* begin Records for the task *

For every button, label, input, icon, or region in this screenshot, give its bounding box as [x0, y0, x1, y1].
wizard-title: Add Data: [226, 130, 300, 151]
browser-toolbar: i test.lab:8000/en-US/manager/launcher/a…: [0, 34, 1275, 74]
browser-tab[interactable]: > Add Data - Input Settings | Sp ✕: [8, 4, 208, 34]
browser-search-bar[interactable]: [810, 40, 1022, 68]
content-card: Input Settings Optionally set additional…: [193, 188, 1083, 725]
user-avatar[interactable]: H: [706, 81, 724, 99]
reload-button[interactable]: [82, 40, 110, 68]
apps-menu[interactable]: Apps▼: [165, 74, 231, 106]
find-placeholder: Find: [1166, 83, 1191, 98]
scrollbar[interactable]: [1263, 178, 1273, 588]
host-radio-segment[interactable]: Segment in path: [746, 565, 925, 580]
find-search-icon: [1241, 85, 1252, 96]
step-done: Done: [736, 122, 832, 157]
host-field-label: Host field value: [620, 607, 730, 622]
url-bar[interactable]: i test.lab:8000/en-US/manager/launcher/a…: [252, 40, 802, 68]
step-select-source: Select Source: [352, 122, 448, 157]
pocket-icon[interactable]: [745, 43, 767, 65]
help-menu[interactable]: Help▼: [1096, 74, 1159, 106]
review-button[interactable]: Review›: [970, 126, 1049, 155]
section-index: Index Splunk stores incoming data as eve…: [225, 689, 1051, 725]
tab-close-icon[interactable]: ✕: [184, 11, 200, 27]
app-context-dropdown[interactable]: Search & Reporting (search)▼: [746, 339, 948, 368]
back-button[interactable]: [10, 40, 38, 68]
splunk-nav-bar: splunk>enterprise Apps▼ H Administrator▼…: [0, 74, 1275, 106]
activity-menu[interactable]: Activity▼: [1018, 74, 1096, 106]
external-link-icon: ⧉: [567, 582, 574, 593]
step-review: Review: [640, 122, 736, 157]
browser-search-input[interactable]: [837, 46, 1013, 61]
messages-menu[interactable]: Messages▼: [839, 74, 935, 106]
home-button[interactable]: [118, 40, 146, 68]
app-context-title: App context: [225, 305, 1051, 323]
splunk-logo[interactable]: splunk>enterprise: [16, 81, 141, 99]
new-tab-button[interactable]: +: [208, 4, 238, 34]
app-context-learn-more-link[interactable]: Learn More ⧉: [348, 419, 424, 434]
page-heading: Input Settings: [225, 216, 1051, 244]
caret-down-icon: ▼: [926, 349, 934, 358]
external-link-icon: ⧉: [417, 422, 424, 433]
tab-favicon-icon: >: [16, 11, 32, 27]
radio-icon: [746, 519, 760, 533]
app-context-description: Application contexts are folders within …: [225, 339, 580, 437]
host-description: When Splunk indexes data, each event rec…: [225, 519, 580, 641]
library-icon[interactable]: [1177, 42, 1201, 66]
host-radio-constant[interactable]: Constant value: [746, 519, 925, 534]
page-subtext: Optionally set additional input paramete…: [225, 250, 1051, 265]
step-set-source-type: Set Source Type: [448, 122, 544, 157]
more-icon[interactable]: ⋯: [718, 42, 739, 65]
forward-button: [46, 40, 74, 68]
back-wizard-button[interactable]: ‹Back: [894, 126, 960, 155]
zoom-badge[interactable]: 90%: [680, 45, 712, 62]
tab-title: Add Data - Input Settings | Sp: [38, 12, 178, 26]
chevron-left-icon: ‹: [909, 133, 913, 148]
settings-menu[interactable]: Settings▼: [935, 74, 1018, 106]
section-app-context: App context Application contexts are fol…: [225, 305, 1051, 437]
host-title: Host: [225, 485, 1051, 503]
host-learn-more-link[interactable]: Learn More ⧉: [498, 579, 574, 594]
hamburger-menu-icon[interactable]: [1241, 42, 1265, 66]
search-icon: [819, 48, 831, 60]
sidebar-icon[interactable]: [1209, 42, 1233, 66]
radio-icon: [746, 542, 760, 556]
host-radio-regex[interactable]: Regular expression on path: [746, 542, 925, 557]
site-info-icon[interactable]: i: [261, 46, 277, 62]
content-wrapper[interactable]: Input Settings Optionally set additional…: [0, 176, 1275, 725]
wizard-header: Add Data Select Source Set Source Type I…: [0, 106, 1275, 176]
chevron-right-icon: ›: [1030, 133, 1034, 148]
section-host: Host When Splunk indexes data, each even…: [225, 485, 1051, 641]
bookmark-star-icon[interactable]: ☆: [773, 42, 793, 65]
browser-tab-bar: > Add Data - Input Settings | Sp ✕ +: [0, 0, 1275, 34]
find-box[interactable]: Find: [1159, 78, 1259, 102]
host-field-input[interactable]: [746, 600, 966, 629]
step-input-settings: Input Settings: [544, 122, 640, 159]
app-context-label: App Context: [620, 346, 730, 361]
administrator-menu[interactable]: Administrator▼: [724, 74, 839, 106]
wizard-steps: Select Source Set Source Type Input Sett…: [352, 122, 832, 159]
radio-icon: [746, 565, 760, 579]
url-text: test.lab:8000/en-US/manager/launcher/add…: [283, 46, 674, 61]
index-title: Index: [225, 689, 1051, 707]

* end Records for the task *

Problem to work on:
Copy out the items above, putting "clickable" in place of each "interactable" and leaving everything else unchanged.

Reply:
For every button, label, input, icon, or region in this screenshot, give its bounding box as [x0, y0, x1, y1].
wizard-title: Add Data: [226, 130, 300, 151]
browser-toolbar: i test.lab:8000/en-US/manager/launcher/a…: [0, 34, 1275, 74]
browser-tab[clickable]: > Add Data - Input Settings | Sp ✕: [8, 4, 208, 34]
browser-search-bar[clickable]: [810, 40, 1022, 68]
content-card: Input Settings Optionally set additional…: [193, 188, 1083, 725]
user-avatar[clickable]: H: [706, 81, 724, 99]
reload-button[clickable]: [82, 40, 110, 68]
apps-menu[clickable]: Apps▼: [165, 74, 231, 106]
find-placeholder: Find: [1166, 83, 1191, 98]
scrollbar[clickable]: [1263, 178, 1273, 588]
host-radio-segment[clickable]: Segment in path: [746, 565, 925, 580]
find-search-icon: [1241, 85, 1252, 96]
step-done: Done: [736, 122, 832, 157]
host-field-label: Host field value: [620, 607, 730, 622]
url-bar[clickable]: i test.lab:8000/en-US/manager/launcher/a…: [252, 40, 802, 68]
step-select-source: Select Source: [352, 122, 448, 157]
pocket-icon[clickable]: [745, 43, 767, 65]
help-menu[clickable]: Help▼: [1096, 74, 1159, 106]
review-button[clickable]: Review›: [970, 126, 1049, 155]
section-index: Index Splunk stores incoming data as eve…: [225, 689, 1051, 725]
tab-close-icon[clickable]: ✕: [184, 11, 200, 27]
app-context-dropdown[clickable]: Search & Reporting (search)▼: [746, 339, 948, 368]
back-button[clickable]: [10, 40, 38, 68]
splunk-nav-bar: splunk>enterprise Apps▼ H Administrator▼…: [0, 74, 1275, 106]
activity-menu[clickable]: Activity▼: [1018, 74, 1096, 106]
external-link-icon: ⧉: [567, 582, 574, 593]
step-review: Review: [640, 122, 736, 157]
browser-search-input[clickable]: [837, 46, 1013, 61]
messages-menu[clickable]: Messages▼: [839, 74, 935, 106]
home-button[clickable]: [118, 40, 146, 68]
app-context-title: App context: [225, 305, 1051, 323]
splunk-logo[clickable]: splunk>enterprise: [16, 81, 141, 99]
new-tab-button[clickable]: +: [208, 4, 238, 34]
app-context-learn-more-link[clickable]: Learn More ⧉: [348, 419, 424, 434]
page-heading: Input Settings: [225, 216, 1051, 244]
caret-down-icon: ▼: [926, 349, 934, 358]
external-link-icon: ⧉: [417, 422, 424, 433]
tab-favicon-icon: >: [16, 11, 32, 27]
radio-icon: [746, 519, 760, 533]
app-context-description: Application contexts are folders within …: [225, 339, 580, 437]
host-description: When Splunk indexes data, each event rec…: [225, 519, 580, 641]
library-icon[clickable]: [1177, 42, 1201, 66]
host-radio-constant[clickable]: Constant value: [746, 519, 925, 534]
page-subtext: Optionally set additional input paramete…: [225, 250, 1051, 265]
step-set-source-type: Set Source Type: [448, 122, 544, 157]
more-icon[clickable]: ⋯: [718, 42, 739, 65]
forward-button: [46, 40, 74, 68]
back-wizard-button[clickable]: ‹Back: [894, 126, 960, 155]
zoom-badge[clickable]: 90%: [680, 45, 712, 62]
tab-title: Add Data - Input Settings | Sp: [38, 12, 178, 26]
chevron-left-icon: ‹: [909, 133, 913, 148]
settings-menu[clickable]: Settings▼: [935, 74, 1018, 106]
section-app-context: App context Application contexts are fol…: [225, 305, 1051, 437]
host-title: Host: [225, 485, 1051, 503]
host-learn-more-link[clickable]: Learn More ⧉: [498, 579, 574, 594]
hamburger-menu-icon[clickable]: [1241, 42, 1265, 66]
search-icon: [819, 48, 831, 60]
sidebar-icon[clickable]: [1209, 42, 1233, 66]
radio-icon: [746, 542, 760, 556]
host-radio-regex[clickable]: Regular expression on path: [746, 542, 925, 557]
site-info-icon[clickable]: i: [261, 46, 277, 62]
content-wrapper[clickable]: Input Settings Optionally set additional…: [0, 176, 1275, 725]
wizard-header: Add Data Select Source Set Source Type I…: [0, 106, 1275, 176]
chevron-right-icon: ›: [1030, 133, 1034, 148]
section-host: Host When Splunk indexes data, each even…: [225, 485, 1051, 641]
bookmark-star-icon[clickable]: ☆: [773, 42, 793, 65]
browser-tab-bar: > Add Data - Input Settings | Sp ✕ +: [0, 0, 1275, 34]
find-box[clickable]: Find: [1159, 78, 1259, 102]
host-field-input[clickable]: [746, 600, 966, 629]
step-input-settings: Input Settings: [544, 122, 640, 159]
app-context-label: App Context: [620, 346, 730, 361]
administrator-menu[clickable]: Administrator▼: [724, 74, 839, 106]
wizard-steps: Select Source Set Source Type Input Sett…: [352, 122, 832, 159]
radio-icon: [746, 565, 760, 579]
url-text: test.lab:8000/en-US/manager/launcher/add…: [283, 46, 674, 61]
index-title: Index: [225, 689, 1051, 707]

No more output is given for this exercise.